◆ **EXERCISE REQUIREMENTS**
Decide whether each statement below agrees with the account of finding a book titled The Great Thoughts. 1. The writer went downstairs to get water. 2. When the book was allowed to fall open, it opened to a page in the middle. 3. The book was written by Ralph Waldo Emerson. For each, answer yes or no and quote the exact words of the account that settle it.

◆ **QUOTED PASSAGE**
#####
Last night I was feeling particularly moved. I had experienced lots of synchronicities (i.e. “coincidences”) throughout the day, and had a pretty good feeling that something awesome was about to happen. Sure enough, the Universe delivered. 🙂
Around 10 PM, I finished sorting through some of my word documents that had been open for a very long time. I felt like it was a good time to go downstairs to fetch some water from the filter. Glass in hand, I trekked down the steps towards the kitchen. However, before I reached the abundant water filter, I noticed a lamp light on in the den, and me being the environmentalist type, just had to turn it off. As I turned off the lamp, my head turned to catch a glance of the bookshelf on my right. Not thinking anything of it, I turned back to walk out of the room. But then it hit me! The book I saw on the shelf, that I didn’t register seeing until after I began to walk out of the room, was titled, The Great Thoughts, written by George Seldes. Understanding the book as a sign, I turned back, snatched the book off the shelf, plumped down on the couch, and turned on the light. (Fancy that a light brought me the forthcoming realization!)
Sitting with the book on my lap, I asked that I might open the book to a page that offers a meaningful message and direction for the future. After taking a few deep breathes, I attempted to flip the book open to a page at random, letting the book open itself.
What page did the book open to? The title page! All it said was,
So I sat there, giggling a bit, thinking that I should probably try again to open the book to a page with some novel words on it. This couldn’t possibly be the page I was supposed to turn to, right? Then I thought again – yes, it really could be so simple. This page contains the message for me.
All we are is what we have thought. – Buddha
A man’s life is what his thoughts make of it. – Marcus Aurelius
A man is what he thinks about all day long. – Ralph Waldo Emerson
I began to realize the importance of thoughts alone. Not necessarily the importance of any one thought specifically, but of generally great thoughts. The more we are thinking great thoughts, the more our feelings and actions are directed towards greatness.
#####
◆ **STORED DATA**
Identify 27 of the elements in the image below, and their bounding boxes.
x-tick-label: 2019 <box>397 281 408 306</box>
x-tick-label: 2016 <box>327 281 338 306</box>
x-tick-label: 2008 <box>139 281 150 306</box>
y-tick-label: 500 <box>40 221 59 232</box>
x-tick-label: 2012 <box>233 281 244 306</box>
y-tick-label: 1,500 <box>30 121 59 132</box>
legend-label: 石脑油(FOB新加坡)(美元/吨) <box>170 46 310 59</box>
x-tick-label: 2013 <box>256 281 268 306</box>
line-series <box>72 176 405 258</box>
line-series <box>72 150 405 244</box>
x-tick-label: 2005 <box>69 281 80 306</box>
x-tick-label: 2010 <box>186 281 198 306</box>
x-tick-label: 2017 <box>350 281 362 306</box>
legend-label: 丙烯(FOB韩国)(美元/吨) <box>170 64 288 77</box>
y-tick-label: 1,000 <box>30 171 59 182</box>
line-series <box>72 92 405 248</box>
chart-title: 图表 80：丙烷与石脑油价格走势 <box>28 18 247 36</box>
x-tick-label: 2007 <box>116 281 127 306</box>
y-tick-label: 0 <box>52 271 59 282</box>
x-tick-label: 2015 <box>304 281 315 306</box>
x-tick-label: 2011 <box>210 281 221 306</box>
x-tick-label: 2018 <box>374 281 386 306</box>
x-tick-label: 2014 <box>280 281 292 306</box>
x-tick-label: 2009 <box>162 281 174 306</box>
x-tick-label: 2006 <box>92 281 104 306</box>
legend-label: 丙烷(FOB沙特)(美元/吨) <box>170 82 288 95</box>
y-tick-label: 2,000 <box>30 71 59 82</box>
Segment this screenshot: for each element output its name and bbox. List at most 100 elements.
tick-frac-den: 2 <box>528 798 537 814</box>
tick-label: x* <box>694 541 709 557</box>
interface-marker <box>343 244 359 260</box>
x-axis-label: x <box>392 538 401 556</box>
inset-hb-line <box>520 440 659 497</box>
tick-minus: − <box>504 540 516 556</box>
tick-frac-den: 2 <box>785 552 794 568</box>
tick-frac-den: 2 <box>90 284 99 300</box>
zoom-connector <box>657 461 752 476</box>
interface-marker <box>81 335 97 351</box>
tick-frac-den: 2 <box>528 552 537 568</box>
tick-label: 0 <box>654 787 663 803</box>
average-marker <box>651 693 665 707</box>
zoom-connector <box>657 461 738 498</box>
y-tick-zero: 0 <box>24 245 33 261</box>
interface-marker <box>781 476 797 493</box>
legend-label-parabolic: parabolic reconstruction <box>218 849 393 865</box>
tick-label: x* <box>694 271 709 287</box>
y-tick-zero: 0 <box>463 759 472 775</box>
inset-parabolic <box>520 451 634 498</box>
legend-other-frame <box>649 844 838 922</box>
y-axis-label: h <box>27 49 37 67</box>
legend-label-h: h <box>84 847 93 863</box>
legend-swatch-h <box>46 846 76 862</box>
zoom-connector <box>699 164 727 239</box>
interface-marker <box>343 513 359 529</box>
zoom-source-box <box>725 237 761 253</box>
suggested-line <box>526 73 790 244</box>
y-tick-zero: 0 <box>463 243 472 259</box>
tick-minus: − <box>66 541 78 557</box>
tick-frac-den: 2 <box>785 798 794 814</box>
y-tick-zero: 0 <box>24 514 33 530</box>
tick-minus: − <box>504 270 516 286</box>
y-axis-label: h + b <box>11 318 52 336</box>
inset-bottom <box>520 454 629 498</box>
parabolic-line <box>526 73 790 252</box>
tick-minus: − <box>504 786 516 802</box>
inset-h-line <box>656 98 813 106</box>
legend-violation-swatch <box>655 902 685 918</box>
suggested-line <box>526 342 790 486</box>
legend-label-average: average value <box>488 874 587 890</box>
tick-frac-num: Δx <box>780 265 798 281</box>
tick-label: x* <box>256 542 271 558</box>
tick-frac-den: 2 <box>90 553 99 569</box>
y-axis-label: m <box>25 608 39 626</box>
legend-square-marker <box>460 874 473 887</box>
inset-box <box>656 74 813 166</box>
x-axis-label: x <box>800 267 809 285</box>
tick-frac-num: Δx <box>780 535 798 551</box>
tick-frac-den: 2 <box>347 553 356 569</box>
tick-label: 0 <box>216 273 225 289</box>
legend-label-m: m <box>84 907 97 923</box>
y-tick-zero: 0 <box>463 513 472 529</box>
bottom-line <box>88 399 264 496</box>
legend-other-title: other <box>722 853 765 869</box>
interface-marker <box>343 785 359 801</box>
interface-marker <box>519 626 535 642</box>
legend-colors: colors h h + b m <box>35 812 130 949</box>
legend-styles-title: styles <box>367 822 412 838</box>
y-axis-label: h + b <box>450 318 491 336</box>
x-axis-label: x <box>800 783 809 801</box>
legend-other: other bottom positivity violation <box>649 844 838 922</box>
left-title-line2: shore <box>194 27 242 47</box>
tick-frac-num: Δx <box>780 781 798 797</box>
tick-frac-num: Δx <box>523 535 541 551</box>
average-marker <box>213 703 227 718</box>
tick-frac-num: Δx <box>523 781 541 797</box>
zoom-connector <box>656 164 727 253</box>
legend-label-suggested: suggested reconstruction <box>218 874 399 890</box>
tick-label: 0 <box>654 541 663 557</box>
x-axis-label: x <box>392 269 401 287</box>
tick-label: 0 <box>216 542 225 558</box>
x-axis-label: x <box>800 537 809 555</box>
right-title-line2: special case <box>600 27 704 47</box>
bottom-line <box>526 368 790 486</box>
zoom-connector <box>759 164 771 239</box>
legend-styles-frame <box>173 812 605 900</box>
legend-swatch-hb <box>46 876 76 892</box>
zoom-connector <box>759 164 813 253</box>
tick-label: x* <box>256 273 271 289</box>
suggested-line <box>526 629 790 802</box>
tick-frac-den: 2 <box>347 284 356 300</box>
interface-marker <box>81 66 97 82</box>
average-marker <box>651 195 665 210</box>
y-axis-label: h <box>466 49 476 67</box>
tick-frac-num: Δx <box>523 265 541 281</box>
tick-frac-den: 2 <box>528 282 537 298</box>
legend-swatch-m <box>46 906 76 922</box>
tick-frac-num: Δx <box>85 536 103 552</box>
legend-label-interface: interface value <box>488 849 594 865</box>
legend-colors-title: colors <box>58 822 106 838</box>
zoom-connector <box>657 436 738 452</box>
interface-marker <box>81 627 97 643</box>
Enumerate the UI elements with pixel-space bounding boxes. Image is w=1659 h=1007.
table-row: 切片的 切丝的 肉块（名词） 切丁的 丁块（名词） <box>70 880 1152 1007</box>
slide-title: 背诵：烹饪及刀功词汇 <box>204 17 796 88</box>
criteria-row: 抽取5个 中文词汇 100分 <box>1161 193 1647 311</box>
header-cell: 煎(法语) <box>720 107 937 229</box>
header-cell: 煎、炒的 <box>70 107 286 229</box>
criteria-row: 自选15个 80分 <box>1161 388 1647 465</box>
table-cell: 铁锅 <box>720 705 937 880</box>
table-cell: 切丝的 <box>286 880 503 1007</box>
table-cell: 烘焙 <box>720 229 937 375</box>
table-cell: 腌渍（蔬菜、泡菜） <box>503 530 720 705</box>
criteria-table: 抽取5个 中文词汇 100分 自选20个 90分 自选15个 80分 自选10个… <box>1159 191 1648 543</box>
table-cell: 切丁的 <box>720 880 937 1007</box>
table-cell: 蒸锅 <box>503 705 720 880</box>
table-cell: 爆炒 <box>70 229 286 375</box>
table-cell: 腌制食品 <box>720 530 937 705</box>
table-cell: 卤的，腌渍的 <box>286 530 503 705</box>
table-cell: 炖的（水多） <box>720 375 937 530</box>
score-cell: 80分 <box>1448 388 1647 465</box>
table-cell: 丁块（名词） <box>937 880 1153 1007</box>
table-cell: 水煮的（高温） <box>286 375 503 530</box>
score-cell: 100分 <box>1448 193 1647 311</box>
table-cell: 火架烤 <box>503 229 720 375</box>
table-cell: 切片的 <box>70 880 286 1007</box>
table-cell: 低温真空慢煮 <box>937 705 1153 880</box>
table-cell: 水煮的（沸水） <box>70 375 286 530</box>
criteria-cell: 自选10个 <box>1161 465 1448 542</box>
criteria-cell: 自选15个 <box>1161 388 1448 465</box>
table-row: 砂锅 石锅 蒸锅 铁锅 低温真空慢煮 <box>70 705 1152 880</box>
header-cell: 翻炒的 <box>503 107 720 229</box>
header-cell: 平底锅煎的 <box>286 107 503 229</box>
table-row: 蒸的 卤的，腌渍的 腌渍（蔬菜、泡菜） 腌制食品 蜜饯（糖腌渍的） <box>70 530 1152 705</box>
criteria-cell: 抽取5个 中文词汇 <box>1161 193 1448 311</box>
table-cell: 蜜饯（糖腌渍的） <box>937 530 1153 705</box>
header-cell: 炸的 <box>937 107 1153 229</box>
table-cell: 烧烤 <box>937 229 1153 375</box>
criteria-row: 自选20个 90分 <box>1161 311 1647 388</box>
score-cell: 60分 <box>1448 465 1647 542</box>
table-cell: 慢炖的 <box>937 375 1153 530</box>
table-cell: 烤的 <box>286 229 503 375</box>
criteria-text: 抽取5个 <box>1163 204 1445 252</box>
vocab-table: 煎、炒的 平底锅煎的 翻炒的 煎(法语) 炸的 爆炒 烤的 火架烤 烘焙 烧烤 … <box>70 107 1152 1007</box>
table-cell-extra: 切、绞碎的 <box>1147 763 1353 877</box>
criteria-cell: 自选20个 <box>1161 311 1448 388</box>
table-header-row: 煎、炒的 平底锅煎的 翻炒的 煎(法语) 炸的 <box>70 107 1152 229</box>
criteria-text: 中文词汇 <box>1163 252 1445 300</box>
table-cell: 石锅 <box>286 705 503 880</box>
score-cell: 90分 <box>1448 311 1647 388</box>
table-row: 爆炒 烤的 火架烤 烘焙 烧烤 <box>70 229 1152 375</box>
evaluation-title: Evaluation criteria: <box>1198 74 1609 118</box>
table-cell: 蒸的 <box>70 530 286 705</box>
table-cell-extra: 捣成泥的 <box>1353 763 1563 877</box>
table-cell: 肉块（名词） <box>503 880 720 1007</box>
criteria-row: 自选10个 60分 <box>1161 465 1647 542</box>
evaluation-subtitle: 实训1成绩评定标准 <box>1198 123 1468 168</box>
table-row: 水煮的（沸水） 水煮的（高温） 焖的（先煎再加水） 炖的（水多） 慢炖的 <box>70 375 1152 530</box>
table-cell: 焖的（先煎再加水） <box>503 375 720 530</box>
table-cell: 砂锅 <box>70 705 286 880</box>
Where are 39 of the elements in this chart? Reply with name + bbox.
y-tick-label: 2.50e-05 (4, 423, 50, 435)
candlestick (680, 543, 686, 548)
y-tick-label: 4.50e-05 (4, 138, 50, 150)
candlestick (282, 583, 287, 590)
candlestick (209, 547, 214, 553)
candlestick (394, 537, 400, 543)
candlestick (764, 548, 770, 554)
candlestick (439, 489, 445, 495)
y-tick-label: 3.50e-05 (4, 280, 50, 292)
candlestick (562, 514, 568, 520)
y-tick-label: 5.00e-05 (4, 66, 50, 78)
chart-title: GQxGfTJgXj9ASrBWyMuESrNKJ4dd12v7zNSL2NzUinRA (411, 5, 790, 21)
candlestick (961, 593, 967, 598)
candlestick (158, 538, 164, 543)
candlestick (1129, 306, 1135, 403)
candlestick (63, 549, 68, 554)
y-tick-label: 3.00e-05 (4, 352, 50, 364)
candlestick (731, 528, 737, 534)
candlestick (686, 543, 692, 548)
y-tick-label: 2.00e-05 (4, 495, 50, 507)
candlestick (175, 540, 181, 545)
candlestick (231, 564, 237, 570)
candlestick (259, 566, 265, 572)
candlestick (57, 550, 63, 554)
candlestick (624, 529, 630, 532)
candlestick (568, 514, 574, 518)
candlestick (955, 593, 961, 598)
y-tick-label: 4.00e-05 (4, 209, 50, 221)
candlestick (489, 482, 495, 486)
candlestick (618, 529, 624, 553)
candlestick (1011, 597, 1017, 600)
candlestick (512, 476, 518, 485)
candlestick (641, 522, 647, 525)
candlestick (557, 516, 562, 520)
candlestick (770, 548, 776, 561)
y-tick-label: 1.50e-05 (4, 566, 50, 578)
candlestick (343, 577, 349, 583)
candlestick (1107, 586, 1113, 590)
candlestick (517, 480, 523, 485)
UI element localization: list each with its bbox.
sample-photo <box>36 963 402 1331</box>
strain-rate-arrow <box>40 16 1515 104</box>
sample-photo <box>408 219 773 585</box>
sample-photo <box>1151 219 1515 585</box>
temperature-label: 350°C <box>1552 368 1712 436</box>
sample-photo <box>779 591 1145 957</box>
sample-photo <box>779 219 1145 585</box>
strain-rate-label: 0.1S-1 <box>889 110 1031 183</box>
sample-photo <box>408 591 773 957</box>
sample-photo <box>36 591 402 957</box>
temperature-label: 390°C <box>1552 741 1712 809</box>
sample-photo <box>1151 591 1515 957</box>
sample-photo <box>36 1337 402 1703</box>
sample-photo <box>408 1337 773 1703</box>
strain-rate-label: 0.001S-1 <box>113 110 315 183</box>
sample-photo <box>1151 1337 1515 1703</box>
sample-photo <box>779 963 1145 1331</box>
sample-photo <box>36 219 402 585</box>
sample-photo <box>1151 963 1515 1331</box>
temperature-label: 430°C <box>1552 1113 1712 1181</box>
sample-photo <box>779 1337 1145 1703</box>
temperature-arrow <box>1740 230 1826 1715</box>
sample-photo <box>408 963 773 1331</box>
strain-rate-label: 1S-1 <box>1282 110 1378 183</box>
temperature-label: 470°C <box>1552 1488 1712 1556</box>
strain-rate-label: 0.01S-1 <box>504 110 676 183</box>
#####
◆ **ANSWER**
1. Yes: "I felt like it was a good time to go downstairs to fetch some water from the filter."
2. No: "The title page!"
3. No: "written by George Seldes."